## EXERCISE BRIEF:
Repeat the material verbatim and drop the pictures.

Excerpt from a dataset:

═══

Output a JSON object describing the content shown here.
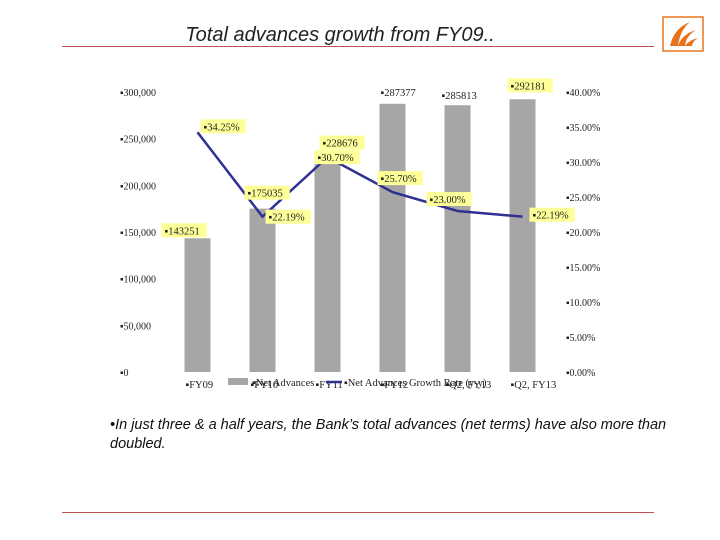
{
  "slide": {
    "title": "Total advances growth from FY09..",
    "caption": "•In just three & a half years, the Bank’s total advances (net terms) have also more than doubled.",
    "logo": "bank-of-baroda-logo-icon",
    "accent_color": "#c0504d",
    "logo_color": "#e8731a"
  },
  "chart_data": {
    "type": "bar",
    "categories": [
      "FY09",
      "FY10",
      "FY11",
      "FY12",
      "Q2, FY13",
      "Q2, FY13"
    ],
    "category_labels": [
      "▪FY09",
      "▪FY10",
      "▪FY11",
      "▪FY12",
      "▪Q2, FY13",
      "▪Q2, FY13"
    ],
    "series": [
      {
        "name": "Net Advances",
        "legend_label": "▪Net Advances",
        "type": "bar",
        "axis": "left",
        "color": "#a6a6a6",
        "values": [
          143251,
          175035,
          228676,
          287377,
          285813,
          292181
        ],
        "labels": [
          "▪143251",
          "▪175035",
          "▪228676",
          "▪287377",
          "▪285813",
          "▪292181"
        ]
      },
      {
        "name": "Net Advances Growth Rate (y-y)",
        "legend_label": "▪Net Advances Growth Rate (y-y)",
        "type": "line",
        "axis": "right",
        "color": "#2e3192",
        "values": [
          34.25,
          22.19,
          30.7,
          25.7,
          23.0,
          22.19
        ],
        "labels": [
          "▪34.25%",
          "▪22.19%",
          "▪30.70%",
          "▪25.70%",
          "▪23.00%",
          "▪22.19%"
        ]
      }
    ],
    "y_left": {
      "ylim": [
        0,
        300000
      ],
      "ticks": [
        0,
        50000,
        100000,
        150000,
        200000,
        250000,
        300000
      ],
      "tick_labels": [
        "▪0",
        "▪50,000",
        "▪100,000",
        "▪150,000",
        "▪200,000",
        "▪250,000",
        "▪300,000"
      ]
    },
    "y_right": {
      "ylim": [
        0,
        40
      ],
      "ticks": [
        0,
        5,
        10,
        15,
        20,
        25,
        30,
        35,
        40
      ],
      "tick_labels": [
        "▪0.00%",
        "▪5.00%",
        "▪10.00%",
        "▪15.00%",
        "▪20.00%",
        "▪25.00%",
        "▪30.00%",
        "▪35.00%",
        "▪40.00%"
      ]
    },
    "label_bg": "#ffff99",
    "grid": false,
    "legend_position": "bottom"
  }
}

═══

## EXERCISE RESULT:
Output a JSON object describing the content shown here.
{
  "slide": {
    "title": "Total advances growth from FY09..",
    "caption": "•In just three & a half years, the Bank’s total advances (net terms) have also more than doubled.",
    "logo": "bank-of-baroda-logo-icon",
    "accent_color": "#c0504d",
    "logo_color": "#e8731a"
  },
  "chart_data": {
    "type": "bar",
    "categories": [
      "FY09",
      "FY10",
      "FY11",
      "FY12",
      "Q2, FY13",
      "Q2, FY13"
    ],
    "category_labels": [
      "▪FY09",
      "▪FY10",
      "▪FY11",
      "▪FY12",
      "▪Q2, FY13",
      "▪Q2, FY13"
    ],
    "series": [
      {
        "name": "Net Advances",
        "legend_label": "▪Net Advances",
        "type": "bar",
        "axis": "left",
        "color": "#a6a6a6",
        "values": [
          143251,
          175035,
          228676,
          287377,
          285813,
          292181
        ],
        "labels": [
          "▪143251",
          "▪175035",
          "▪228676",
          "▪287377",
          "▪285813",
          "▪292181"
        ]
      },
      {
        "name": "Net Advances Growth Rate (y-y)",
        "legend_label": "▪Net Advances Growth Rate (y-y)",
        "type": "line",
        "axis": "right",
        "color": "#2e3192",
        "values": [
          34.25,
          22.19,
          30.7,
          25.7,
          23.0,
          22.19
        ],
        "labels": [
          "▪34.25%",
          "▪22.19%",
          "▪30.70%",
          "▪25.70%",
          "▪23.00%",
          "▪22.19%"
        ]
      }
    ],
    "y_left": {
      "ylim": [
        0,
        300000
      ],
      "ticks": [
        0,
        50000,
        100000,
        150000,
        200000,
        250000,
        300000
      ],
      "tick_labels": [
        "▪0",
        "▪50,000",
        "▪100,000",
        "▪150,000",
        "▪200,000",
        "▪250,000",
        "▪300,000"
      ]
    },
    "y_right": {
      "ylim": [
        0,
        40
      ],
      "ticks": [
        0,
        5,
        10,
        15,
        20,
        25,
        30,
        35,
        40
      ],
      "tick_labels": [
        "▪0.00%",
        "▪5.00%",
        "▪10.00%",
        "▪15.00%",
        "▪20.00%",
        "▪25.00%",
        "▪30.00%",
        "▪35.00%",
        "▪40.00%"
      ]
    },
    "label_bg": "#ffff99",
    "grid": false,
    "legend_position": "bottom"
  }
}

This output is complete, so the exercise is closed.